Exercise input:
::::

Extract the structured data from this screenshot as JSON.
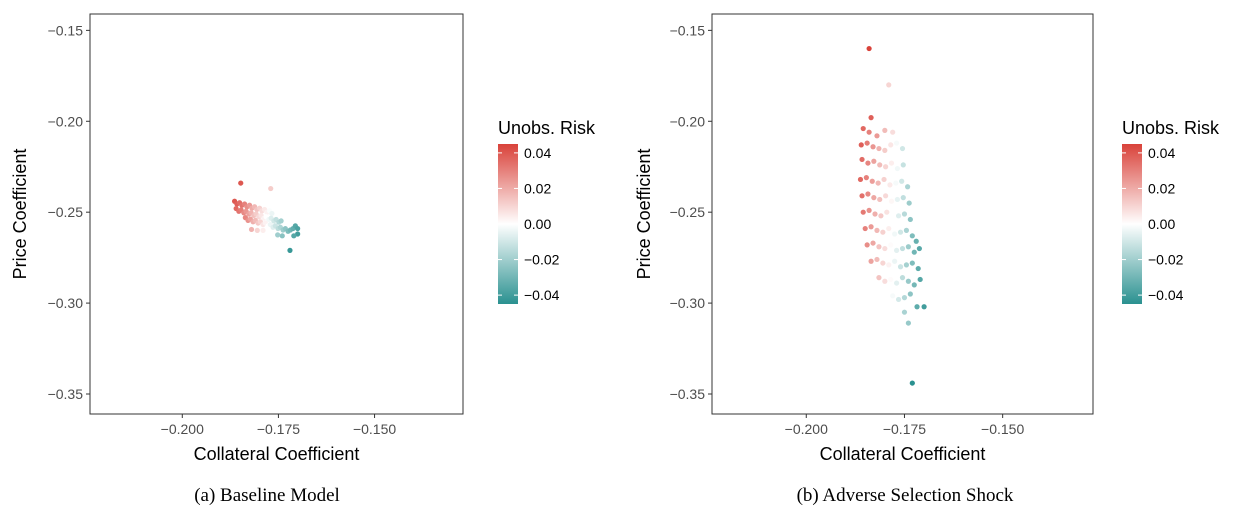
{
  "chart_data": [
    {
      "type": "scatter",
      "caption": "(a) Baseline Model",
      "xlabel": "Collateral Coefficient",
      "ylabel": "Price Coefficient",
      "xlim": [
        -0.224,
        -0.127
      ],
      "ylim": [
        -0.361,
        -0.141
      ],
      "xticks": [
        -0.2,
        -0.175,
        -0.15
      ],
      "xtick_labels": [
        "−0.200",
        "−0.175",
        "−0.150"
      ],
      "yticks": [
        -0.15,
        -0.2,
        -0.25,
        -0.3,
        -0.35
      ],
      "ytick_labels": [
        "−0.15",
        "−0.20",
        "−0.25",
        "−0.30",
        "−0.35"
      ],
      "grid": false,
      "legend": {
        "title": "Unobs. Risk",
        "placement": "right",
        "range": [
          -0.045,
          0.045
        ],
        "ticks": [
          0.04,
          0.02,
          0.0,
          -0.02,
          -0.04
        ],
        "tick_labels": [
          "0.04",
          "0.02",
          "0.00",
          "−0.02",
          "−0.04"
        ],
        "colors": {
          "high": "#d9423a",
          "mid": "#ffffff",
          "low": "#2a9190"
        }
      },
      "points": [
        [
          -0.1848,
          -0.234,
          0.04
        ],
        [
          -0.177,
          -0.237,
          0.012
        ],
        [
          -0.1864,
          -0.244,
          0.04
        ],
        [
          -0.1858,
          -0.2455,
          0.038
        ],
        [
          -0.1851,
          -0.2448,
          0.035
        ],
        [
          -0.1845,
          -0.2462,
          0.033
        ],
        [
          -0.1838,
          -0.2455,
          0.03
        ],
        [
          -0.1832,
          -0.247,
          0.027
        ],
        [
          -0.1825,
          -0.2462,
          0.024
        ],
        [
          -0.1819,
          -0.2478,
          0.02
        ],
        [
          -0.1812,
          -0.247,
          0.017
        ],
        [
          -0.1806,
          -0.2485,
          0.014
        ],
        [
          -0.1799,
          -0.2478,
          0.011
        ],
        [
          -0.1793,
          -0.2492,
          0.008
        ],
        [
          -0.1786,
          -0.2485,
          0.005
        ],
        [
          -0.178,
          -0.25,
          0.003
        ],
        [
          -0.1773,
          -0.2492,
          -0.001
        ],
        [
          -0.1767,
          -0.2507,
          -0.004
        ],
        [
          -0.186,
          -0.248,
          0.036
        ],
        [
          -0.1853,
          -0.2495,
          0.033
        ],
        [
          -0.1847,
          -0.2488,
          0.031
        ],
        [
          -0.184,
          -0.2503,
          0.028
        ],
        [
          -0.1834,
          -0.2495,
          0.025
        ],
        [
          -0.1827,
          -0.251,
          0.022
        ],
        [
          -0.1821,
          -0.2503,
          0.018
        ],
        [
          -0.1814,
          -0.2518,
          0.015
        ],
        [
          -0.1808,
          -0.251,
          0.012
        ],
        [
          -0.1801,
          -0.2525,
          0.009
        ],
        [
          -0.1795,
          -0.2518,
          0.006
        ],
        [
          -0.1788,
          -0.2533,
          0.003
        ],
        [
          -0.1782,
          -0.2525,
          0.0
        ],
        [
          -0.1775,
          -0.254,
          -0.003
        ],
        [
          -0.1769,
          -0.2533,
          -0.007
        ],
        [
          -0.1762,
          -0.2548,
          -0.01
        ],
        [
          -0.1756,
          -0.254,
          -0.013
        ],
        [
          -0.1749,
          -0.2555,
          -0.016
        ],
        [
          -0.1743,
          -0.2548,
          -0.019
        ],
        [
          -0.1836,
          -0.253,
          0.029
        ],
        [
          -0.1829,
          -0.2545,
          0.026
        ],
        [
          -0.1823,
          -0.2538,
          0.022
        ],
        [
          -0.1816,
          -0.2553,
          0.019
        ],
        [
          -0.181,
          -0.2545,
          0.016
        ],
        [
          -0.1803,
          -0.256,
          0.013
        ],
        [
          -0.1797,
          -0.2553,
          0.01
        ],
        [
          -0.179,
          -0.2568,
          0.006
        ],
        [
          -0.1784,
          -0.256,
          0.003
        ],
        [
          -0.1777,
          -0.2575,
          0.0
        ],
        [
          -0.1771,
          -0.2568,
          -0.004
        ],
        [
          -0.1764,
          -0.2583,
          -0.007
        ],
        [
          -0.1758,
          -0.2575,
          -0.011
        ],
        [
          -0.1751,
          -0.259,
          -0.014
        ],
        [
          -0.1745,
          -0.2583,
          -0.017
        ],
        [
          -0.1738,
          -0.2598,
          -0.021
        ],
        [
          -0.1732,
          -0.259,
          -0.024
        ],
        [
          -0.1725,
          -0.2605,
          -0.027
        ],
        [
          -0.1719,
          -0.2598,
          -0.03
        ],
        [
          -0.1712,
          -0.259,
          -0.033
        ],
        [
          -0.1706,
          -0.2575,
          -0.036
        ],
        [
          -0.17,
          -0.259,
          -0.038
        ],
        [
          -0.17,
          -0.262,
          -0.04
        ],
        [
          -0.171,
          -0.263,
          -0.036
        ],
        [
          -0.174,
          -0.263,
          -0.025
        ],
        [
          -0.1752,
          -0.2625,
          -0.02
        ],
        [
          -0.179,
          -0.26,
          0.004
        ],
        [
          -0.1805,
          -0.26,
          0.01
        ],
        [
          -0.182,
          -0.2595,
          0.018
        ],
        [
          -0.172,
          -0.271,
          -0.042
        ]
      ]
    },
    {
      "type": "scatter",
      "caption": "(b) Adverse Selection Shock",
      "xlabel": "Collateral Coefficient",
      "ylabel": "Price Coefficient",
      "xlim": [
        -0.224,
        -0.127
      ],
      "ylim": [
        -0.361,
        -0.141
      ],
      "xticks": [
        -0.2,
        -0.175,
        -0.15
      ],
      "xtick_labels": [
        "−0.200",
        "−0.175",
        "−0.150"
      ],
      "yticks": [
        -0.15,
        -0.2,
        -0.25,
        -0.3,
        -0.35
      ],
      "ytick_labels": [
        "−0.15",
        "−0.20",
        "−0.25",
        "−0.30",
        "−0.35"
      ],
      "grid": false,
      "legend": {
        "title": "Unobs. Risk",
        "placement": "right",
        "range": [
          -0.045,
          0.045
        ],
        "ticks": [
          0.04,
          0.02,
          0.0,
          -0.02,
          -0.04
        ],
        "tick_labels": [
          "0.04",
          "0.02",
          "0.00",
          "−0.02",
          "−0.04"
        ],
        "colors": {
          "high": "#d9423a",
          "mid": "#ffffff",
          "low": "#2a9190"
        }
      },
      "points": [
        [
          -0.184,
          -0.16,
          0.045
        ],
        [
          -0.179,
          -0.18,
          0.01
        ],
        [
          -0.1835,
          -0.198,
          0.038
        ],
        [
          -0.1855,
          -0.204,
          0.036
        ],
        [
          -0.184,
          -0.206,
          0.03
        ],
        [
          -0.182,
          -0.208,
          0.024
        ],
        [
          -0.18,
          -0.205,
          0.016
        ],
        [
          -0.178,
          -0.206,
          0.008
        ],
        [
          -0.186,
          -0.213,
          0.038
        ],
        [
          -0.1845,
          -0.212,
          0.031
        ],
        [
          -0.183,
          -0.214,
          0.025
        ],
        [
          -0.1815,
          -0.215,
          0.018
        ],
        [
          -0.18,
          -0.216,
          0.012
        ],
        [
          -0.1785,
          -0.213,
          0.006
        ],
        [
          -0.177,
          -0.212,
          -0.002
        ],
        [
          -0.1755,
          -0.215,
          -0.01
        ],
        [
          -0.1858,
          -0.221,
          0.035
        ],
        [
          -0.1843,
          -0.223,
          0.029
        ],
        [
          -0.1828,
          -0.222,
          0.022
        ],
        [
          -0.1813,
          -0.224,
          0.016
        ],
        [
          -0.1798,
          -0.225,
          0.01
        ],
        [
          -0.1783,
          -0.223,
          0.004
        ],
        [
          -0.1768,
          -0.226,
          -0.003
        ],
        [
          -0.1753,
          -0.224,
          -0.012
        ],
        [
          -0.1862,
          -0.232,
          0.036
        ],
        [
          -0.1847,
          -0.231,
          0.03
        ],
        [
          -0.1832,
          -0.233,
          0.023
        ],
        [
          -0.1817,
          -0.234,
          0.017
        ],
        [
          -0.1802,
          -0.232,
          0.011
        ],
        [
          -0.1787,
          -0.235,
          0.005
        ],
        [
          -0.1772,
          -0.234,
          -0.002
        ],
        [
          -0.1757,
          -0.233,
          -0.01
        ],
        [
          -0.1742,
          -0.236,
          -0.018
        ],
        [
          -0.1858,
          -0.241,
          0.034
        ],
        [
          -0.1843,
          -0.24,
          0.028
        ],
        [
          -0.1828,
          -0.242,
          0.021
        ],
        [
          -0.1813,
          -0.243,
          0.015
        ],
        [
          -0.1798,
          -0.241,
          0.009
        ],
        [
          -0.1783,
          -0.244,
          0.002
        ],
        [
          -0.1768,
          -0.243,
          -0.005
        ],
        [
          -0.1753,
          -0.242,
          -0.013
        ],
        [
          -0.1738,
          -0.245,
          -0.021
        ],
        [
          -0.1855,
          -0.25,
          0.032
        ],
        [
          -0.184,
          -0.249,
          0.026
        ],
        [
          -0.1825,
          -0.251,
          0.019
        ],
        [
          -0.181,
          -0.252,
          0.013
        ],
        [
          -0.1795,
          -0.25,
          0.007
        ],
        [
          -0.178,
          -0.253,
          0.0
        ],
        [
          -0.1765,
          -0.252,
          -0.007
        ],
        [
          -0.175,
          -0.251,
          -0.015
        ],
        [
          -0.1735,
          -0.254,
          -0.024
        ],
        [
          -0.185,
          -0.259,
          0.03
        ],
        [
          -0.1835,
          -0.258,
          0.024
        ],
        [
          -0.182,
          -0.26,
          0.017
        ],
        [
          -0.1805,
          -0.261,
          0.011
        ],
        [
          -0.179,
          -0.259,
          0.004
        ],
        [
          -0.1775,
          -0.262,
          -0.003
        ],
        [
          -0.176,
          -0.261,
          -0.01
        ],
        [
          -0.1745,
          -0.26,
          -0.018
        ],
        [
          -0.173,
          -0.263,
          -0.027
        ],
        [
          -0.172,
          -0.266,
          -0.032
        ],
        [
          -0.1845,
          -0.268,
          0.027
        ],
        [
          -0.183,
          -0.267,
          0.021
        ],
        [
          -0.1815,
          -0.269,
          0.014
        ],
        [
          -0.18,
          -0.27,
          0.008
        ],
        [
          -0.1785,
          -0.268,
          0.001
        ],
        [
          -0.177,
          -0.271,
          -0.006
        ],
        [
          -0.1755,
          -0.27,
          -0.013
        ],
        [
          -0.174,
          -0.269,
          -0.021
        ],
        [
          -0.1725,
          -0.272,
          -0.03
        ],
        [
          -0.1712,
          -0.27,
          -0.035
        ],
        [
          -0.1835,
          -0.277,
          0.022
        ],
        [
          -0.182,
          -0.276,
          0.016
        ],
        [
          -0.1805,
          -0.278,
          0.01
        ],
        [
          -0.179,
          -0.279,
          0.003
        ],
        [
          -0.1775,
          -0.277,
          -0.004
        ],
        [
          -0.176,
          -0.28,
          -0.011
        ],
        [
          -0.1745,
          -0.279,
          -0.019
        ],
        [
          -0.173,
          -0.278,
          -0.027
        ],
        [
          -0.1715,
          -0.281,
          -0.034
        ],
        [
          -0.1815,
          -0.286,
          0.014
        ],
        [
          -0.18,
          -0.288,
          0.008
        ],
        [
          -0.1785,
          -0.287,
          0.001
        ],
        [
          -0.177,
          -0.289,
          -0.006
        ],
        [
          -0.1755,
          -0.286,
          -0.014
        ],
        [
          -0.174,
          -0.288,
          -0.022
        ],
        [
          -0.1725,
          -0.29,
          -0.029
        ],
        [
          -0.171,
          -0.287,
          -0.036
        ],
        [
          -0.178,
          -0.296,
          -0.002
        ],
        [
          -0.1765,
          -0.298,
          -0.009
        ],
        [
          -0.175,
          -0.297,
          -0.016
        ],
        [
          -0.1735,
          -0.295,
          -0.024
        ],
        [
          -0.175,
          -0.305,
          -0.018
        ],
        [
          -0.174,
          -0.311,
          -0.022
        ],
        [
          -0.1718,
          -0.302,
          -0.034
        ],
        [
          -0.17,
          -0.302,
          -0.04
        ],
        [
          -0.173,
          -0.344,
          -0.045
        ]
      ]
    }
  ]
}
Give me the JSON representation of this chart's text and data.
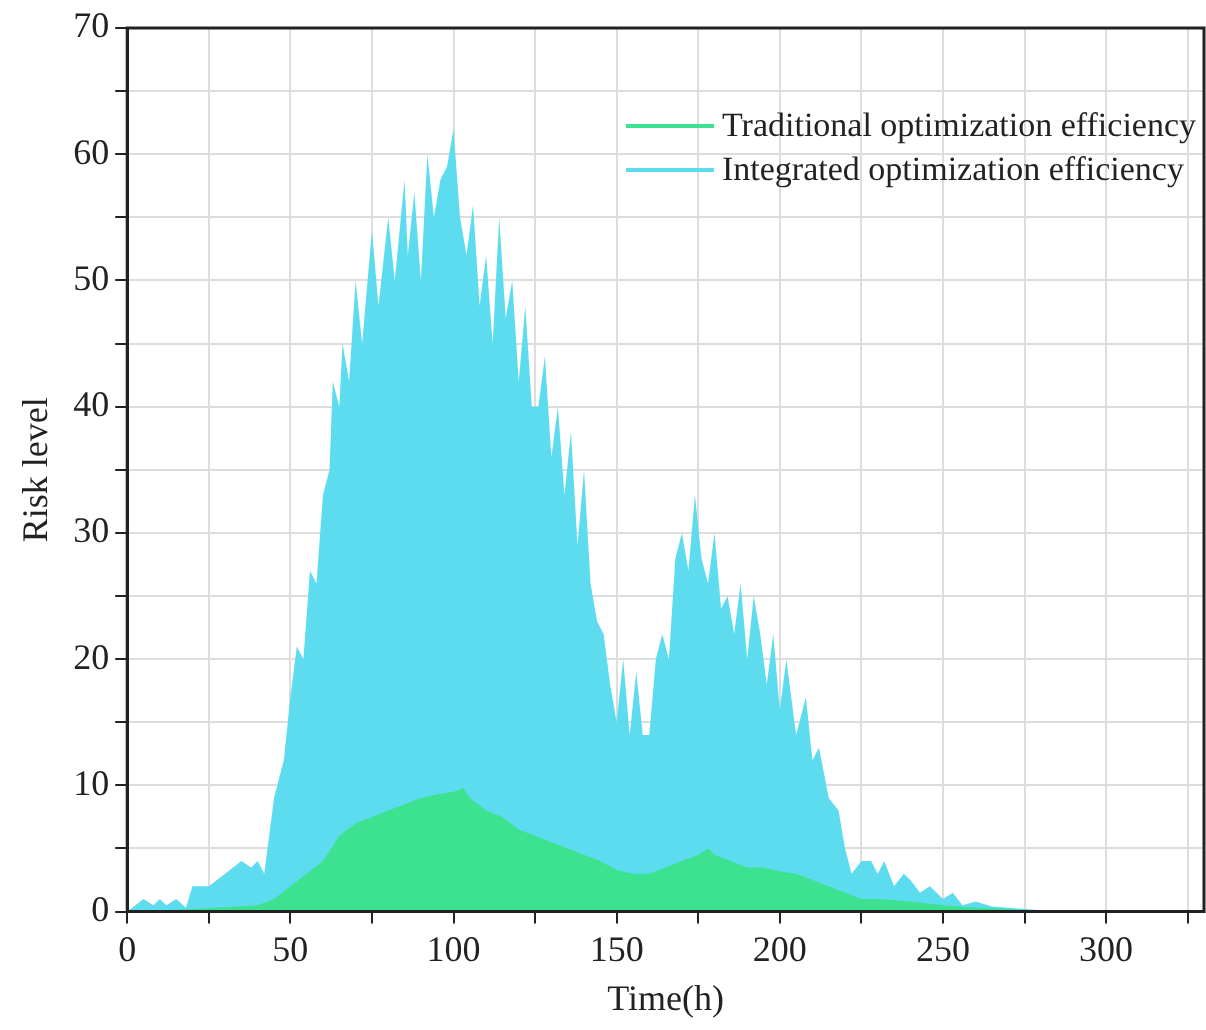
{
  "chart_data": {
    "type": "area",
    "xlabel": "Time(h)",
    "ylabel": "Risk level",
    "xlim": [
      0,
      330
    ],
    "ylim": [
      0,
      70
    ],
    "xticks": [
      0,
      {
        "value": 25,
        "label": null
      },
      50,
      {
        "value": 75,
        "label": null
      },
      100,
      {
        "value": 125,
        "label": null
      },
      150,
      {
        "value": 175,
        "label": null
      },
      200,
      {
        "value": 225,
        "label": null
      },
      250,
      {
        "value": 275,
        "label": null
      },
      300,
      {
        "value": 325,
        "label": null
      }
    ],
    "yticks": [
      0,
      {
        "value": 5,
        "label": null
      },
      10,
      {
        "value": 15,
        "label": null
      },
      20,
      {
        "value": 25,
        "label": null
      },
      30,
      {
        "value": 35,
        "label": null
      },
      40,
      {
        "value": 45,
        "label": null
      },
      50,
      {
        "value": 55,
        "label": null
      },
      60,
      {
        "value": 65,
        "label": null
      },
      70
    ],
    "grid": true,
    "legend": "top right",
    "series": [
      {
        "name": "Traditional optimization efficiency",
        "color": "#3ce28f",
        "x": [
          0,
          20,
          40,
          45,
          50,
          55,
          60,
          65,
          70,
          75,
          80,
          85,
          90,
          95,
          100,
          103,
          105,
          110,
          115,
          120,
          125,
          130,
          135,
          140,
          145,
          150,
          155,
          160,
          165,
          170,
          175,
          178,
          180,
          185,
          190,
          195,
          200,
          205,
          210,
          215,
          220,
          225,
          230,
          240,
          250,
          260,
          270,
          280,
          300,
          330
        ],
        "values": [
          0,
          0.2,
          0.5,
          1,
          2,
          3,
          4,
          6,
          7,
          7.5,
          8,
          8.5,
          9,
          9.3,
          9.5,
          9.8,
          9,
          8,
          7.5,
          6.5,
          6,
          5.5,
          5,
          4.5,
          4,
          3.3,
          3,
          3,
          3.5,
          4,
          4.5,
          5,
          4.5,
          4,
          3.5,
          3.5,
          3.2,
          3,
          2.5,
          2,
          1.5,
          1,
          1,
          0.8,
          0.5,
          0.3,
          0.2,
          0.1,
          0,
          0
        ]
      },
      {
        "name": "Integrated optimization efficiency",
        "color": "#5ddcf0",
        "x": [
          0,
          5,
          8,
          10,
          12,
          15,
          18,
          20,
          25,
          30,
          35,
          38,
          40,
          42,
          45,
          48,
          50,
          52,
          54,
          56,
          58,
          60,
          62,
          63,
          65,
          66,
          68,
          70,
          72,
          75,
          77,
          80,
          82,
          85,
          86,
          88,
          90,
          92,
          94,
          96,
          98,
          100,
          102,
          104,
          106,
          108,
          110,
          112,
          114,
          116,
          118,
          120,
          122,
          124,
          126,
          128,
          130,
          132,
          134,
          136,
          138,
          140,
          142,
          144,
          146,
          148,
          150,
          152,
          154,
          156,
          158,
          160,
          162,
          164,
          166,
          168,
          170,
          172,
          174,
          176,
          178,
          180,
          182,
          184,
          186,
          188,
          190,
          192,
          194,
          196,
          198,
          200,
          202,
          205,
          208,
          210,
          212,
          215,
          218,
          220,
          222,
          225,
          228,
          230,
          232,
          235,
          238,
          240,
          243,
          246,
          250,
          253,
          256,
          260,
          265,
          270,
          275,
          280,
          290,
          300,
          330
        ],
        "values": [
          0,
          1,
          0.5,
          1,
          0.5,
          1,
          0.3,
          2,
          2,
          3,
          4,
          3.5,
          4,
          3,
          9,
          12,
          17,
          21,
          20,
          27,
          26,
          33,
          35,
          42,
          40,
          45,
          42,
          50,
          45,
          54,
          48,
          55,
          50,
          58,
          52,
          57,
          50,
          60,
          55,
          58,
          59,
          62,
          55,
          52,
          56,
          48,
          52,
          45,
          55,
          47,
          50,
          42,
          48,
          40,
          40,
          44,
          36,
          40,
          33,
          38,
          29,
          35,
          26,
          23,
          22,
          18,
          15,
          20,
          14,
          19,
          14,
          14,
          20,
          22,
          20,
          28,
          30,
          27,
          33,
          28,
          26,
          30,
          24,
          25,
          22,
          26,
          20,
          25,
          22,
          18,
          22,
          16,
          20,
          14,
          17,
          12,
          13,
          9,
          8,
          5,
          3,
          4,
          4,
          3,
          4,
          2,
          3,
          2.5,
          1.5,
          2,
          1,
          1.5,
          0.5,
          0.8,
          0.4,
          0.3,
          0.2,
          0.1,
          0.1,
          0,
          0
        ]
      }
    ]
  }
}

::::

What is asked:
Lines that include the word "JSON" are to be extracted from the data above.

Right answer:
Extract the structured data from this screenshot as JSON.
Give me the JSON representation of this chart's text and data.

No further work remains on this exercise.